* _Given data_:
## begin
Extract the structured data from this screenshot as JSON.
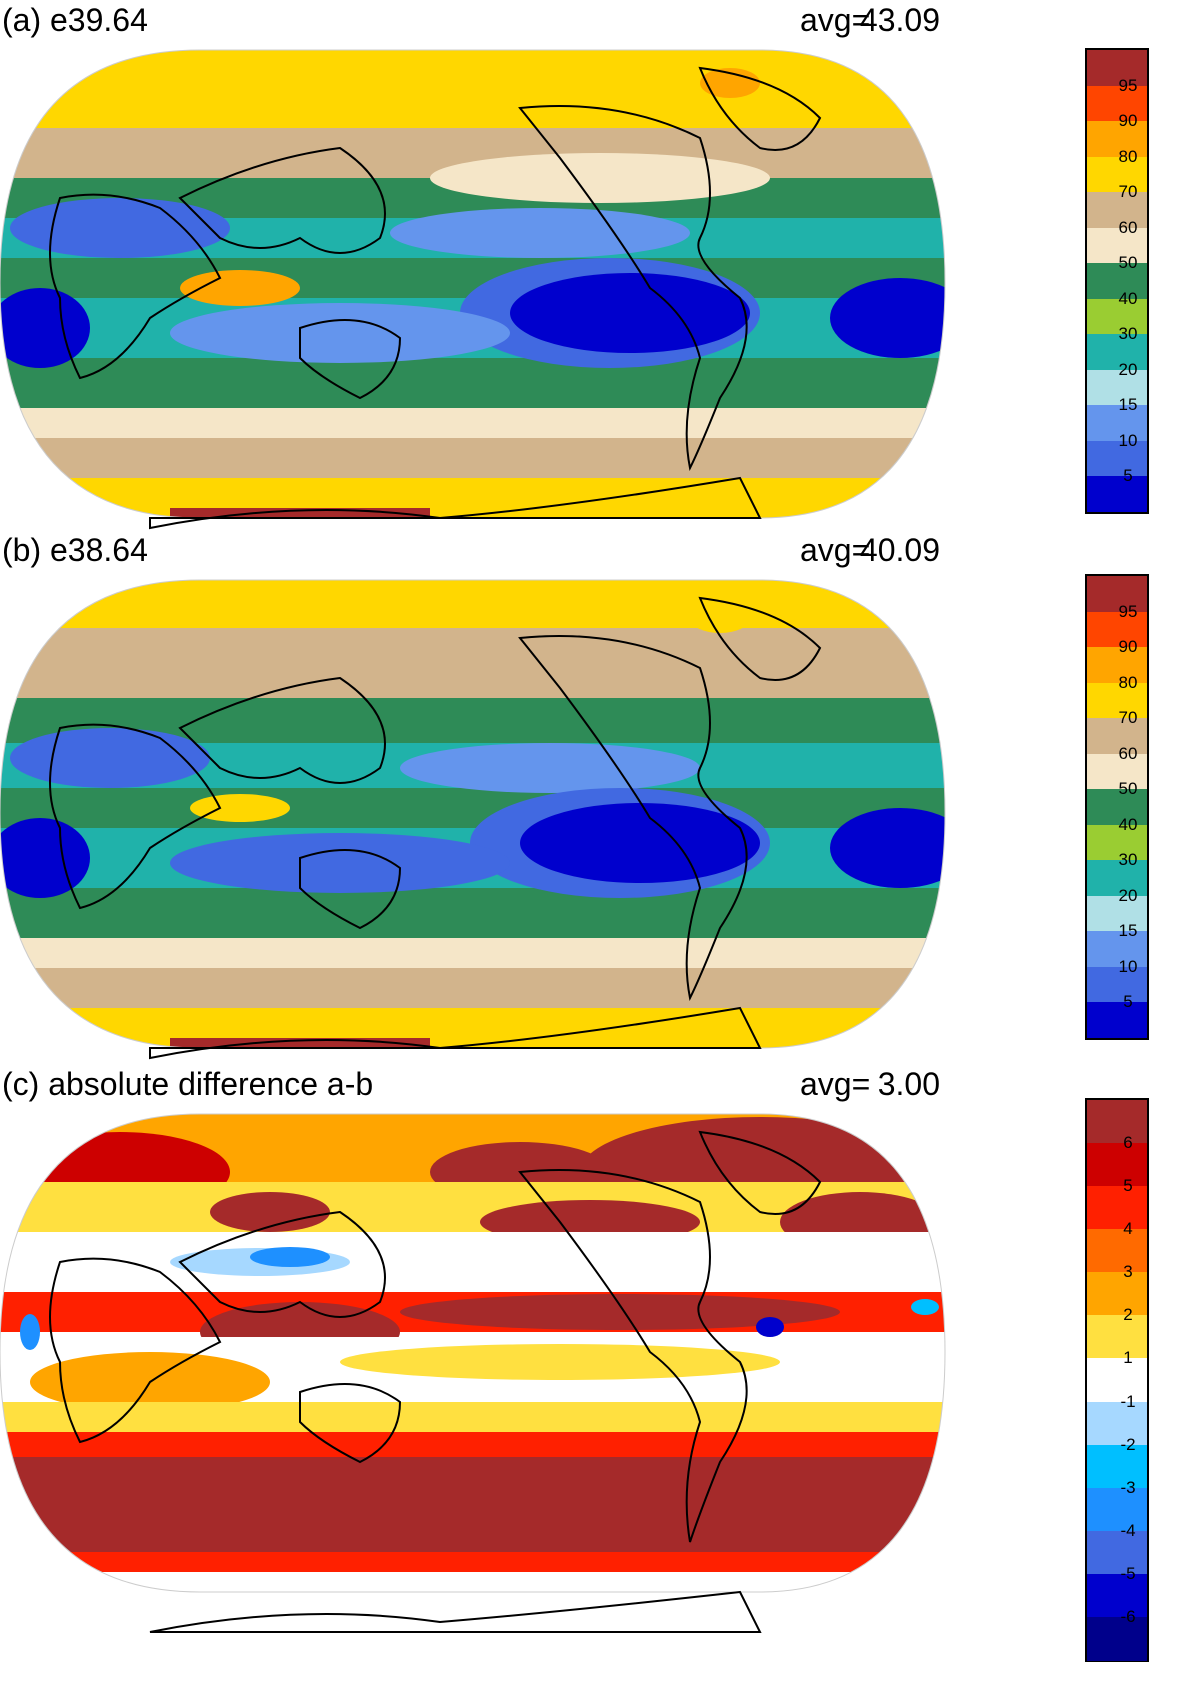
{
  "panels": [
    {
      "title": "(a) e39.64",
      "avg_label": "avg=",
      "avg_value": "43.09",
      "colorbar": {
        "labels": [
          "95",
          "90",
          "80",
          "70",
          "60",
          "50",
          "40",
          "30",
          "20",
          "15",
          "10",
          "5"
        ],
        "colors": [
          "#a52a2a",
          "#ff4500",
          "#ffa500",
          "#ffd700",
          "#d2b48c",
          "#f5e6c8",
          "#2e8b57",
          "#9acd32",
          "#20b2aa",
          "#b0e0e6",
          "#6495ed",
          "#4169e1",
          "#0000cd"
        ]
      }
    },
    {
      "title": "(b) e38.64",
      "avg_label": "avg=",
      "avg_value": "40.09",
      "colorbar": {
        "labels": [
          "95",
          "90",
          "80",
          "70",
          "60",
          "50",
          "40",
          "30",
          "20",
          "15",
          "10",
          "5"
        ],
        "colors": [
          "#a52a2a",
          "#ff4500",
          "#ffa500",
          "#ffd700",
          "#d2b48c",
          "#f5e6c8",
          "#2e8b57",
          "#9acd32",
          "#20b2aa",
          "#b0e0e6",
          "#6495ed",
          "#4169e1",
          "#0000cd"
        ]
      }
    },
    {
      "title": "(c) absolute difference a-b",
      "avg_label": "avg=",
      "avg_value": "3.00",
      "colorbar": {
        "labels": [
          "6",
          "5",
          "4",
          "3",
          "2",
          "1",
          "-1",
          "-2",
          "-3",
          "-4",
          "-5",
          "-6"
        ],
        "colors": [
          "#a52a2a",
          "#cd0000",
          "#ff2000",
          "#ff6a00",
          "#ffa500",
          "#ffe040",
          "#ffffff",
          "#a6d8ff",
          "#00bfff",
          "#1e90ff",
          "#4169e1",
          "#0000cd",
          "#00008b"
        ]
      }
    }
  ]
}
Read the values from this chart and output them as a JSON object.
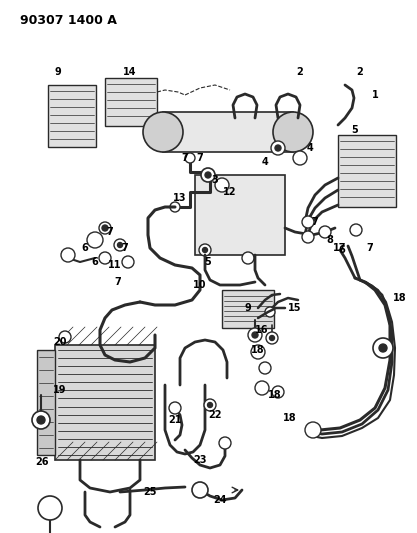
{
  "title": "90307 1400 A",
  "bg_color": "#ffffff",
  "line_color": "#2a2a2a",
  "label_color": "#000000",
  "title_fontsize": 9,
  "label_fontsize": 7,
  "fig_width": 4.17,
  "fig_height": 5.33,
  "dpi": 100
}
## end
* _Exercise prompt_: Of all the lines in the listing above, how many contain the word "this"? Answer with the number alone.

* _Exercise output_: 2